Count every line that has "text" in it and give the total, nothing more.

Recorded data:
= = = = = = =

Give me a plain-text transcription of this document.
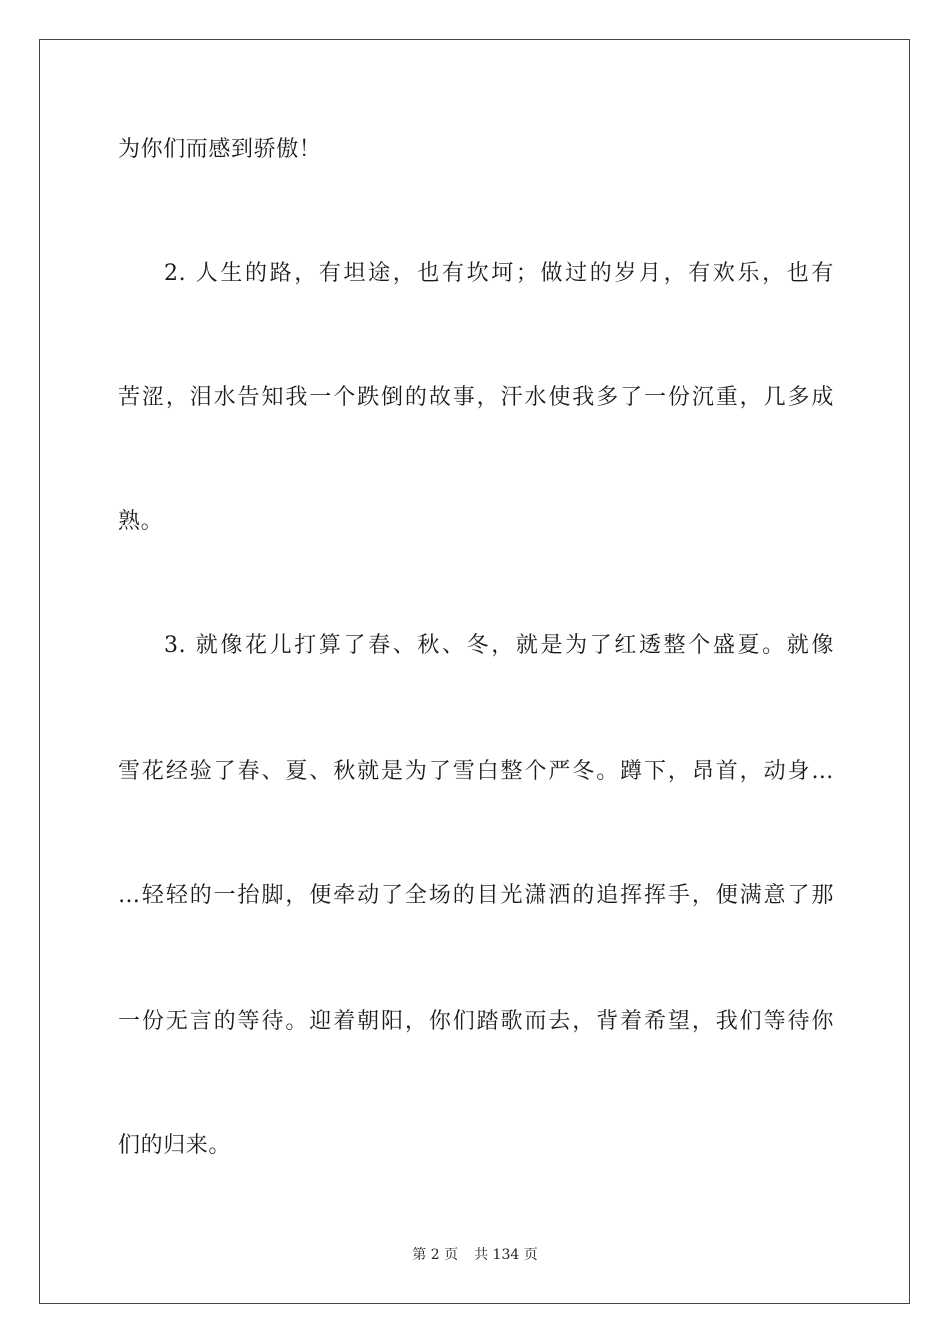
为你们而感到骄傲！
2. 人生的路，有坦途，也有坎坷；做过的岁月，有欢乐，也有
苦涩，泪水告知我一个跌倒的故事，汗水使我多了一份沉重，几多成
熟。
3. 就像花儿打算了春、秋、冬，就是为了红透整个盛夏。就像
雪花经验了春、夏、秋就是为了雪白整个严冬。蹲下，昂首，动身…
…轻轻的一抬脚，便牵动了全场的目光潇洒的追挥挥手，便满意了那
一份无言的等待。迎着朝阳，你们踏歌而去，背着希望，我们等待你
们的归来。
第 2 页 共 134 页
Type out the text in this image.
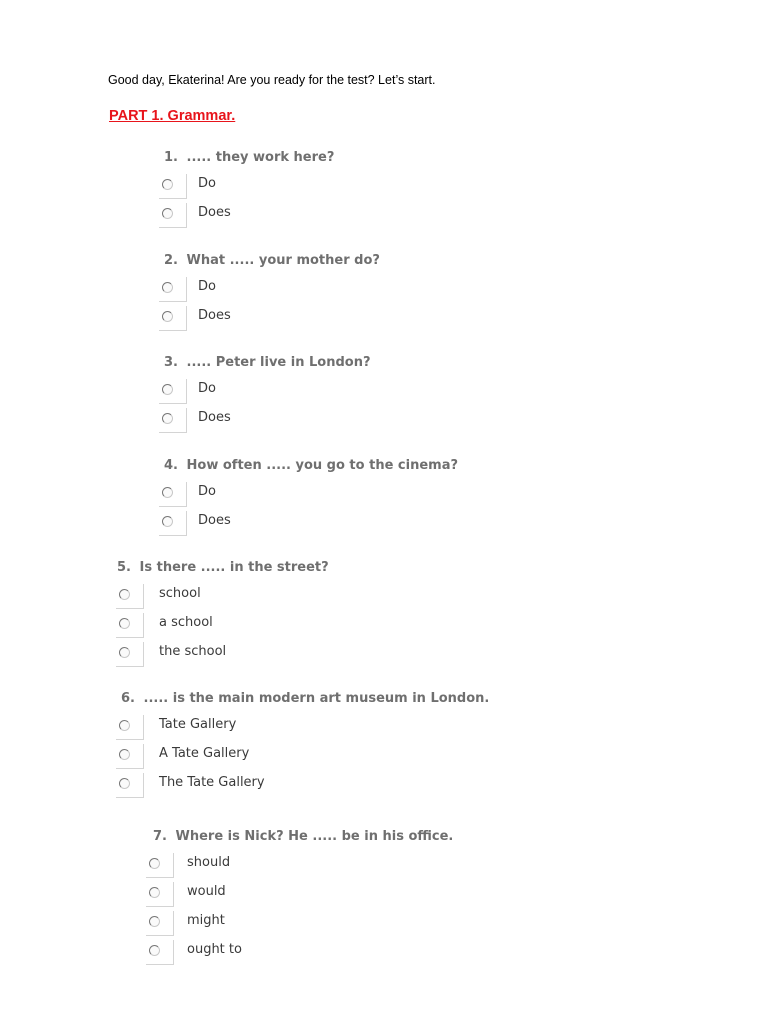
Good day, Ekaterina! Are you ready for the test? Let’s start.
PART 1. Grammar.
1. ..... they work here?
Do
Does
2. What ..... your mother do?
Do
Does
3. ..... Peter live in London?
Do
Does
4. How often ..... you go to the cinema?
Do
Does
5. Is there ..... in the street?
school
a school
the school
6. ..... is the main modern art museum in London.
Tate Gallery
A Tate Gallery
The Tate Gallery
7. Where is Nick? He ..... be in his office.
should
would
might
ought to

= = = = = = =

Written answer: 2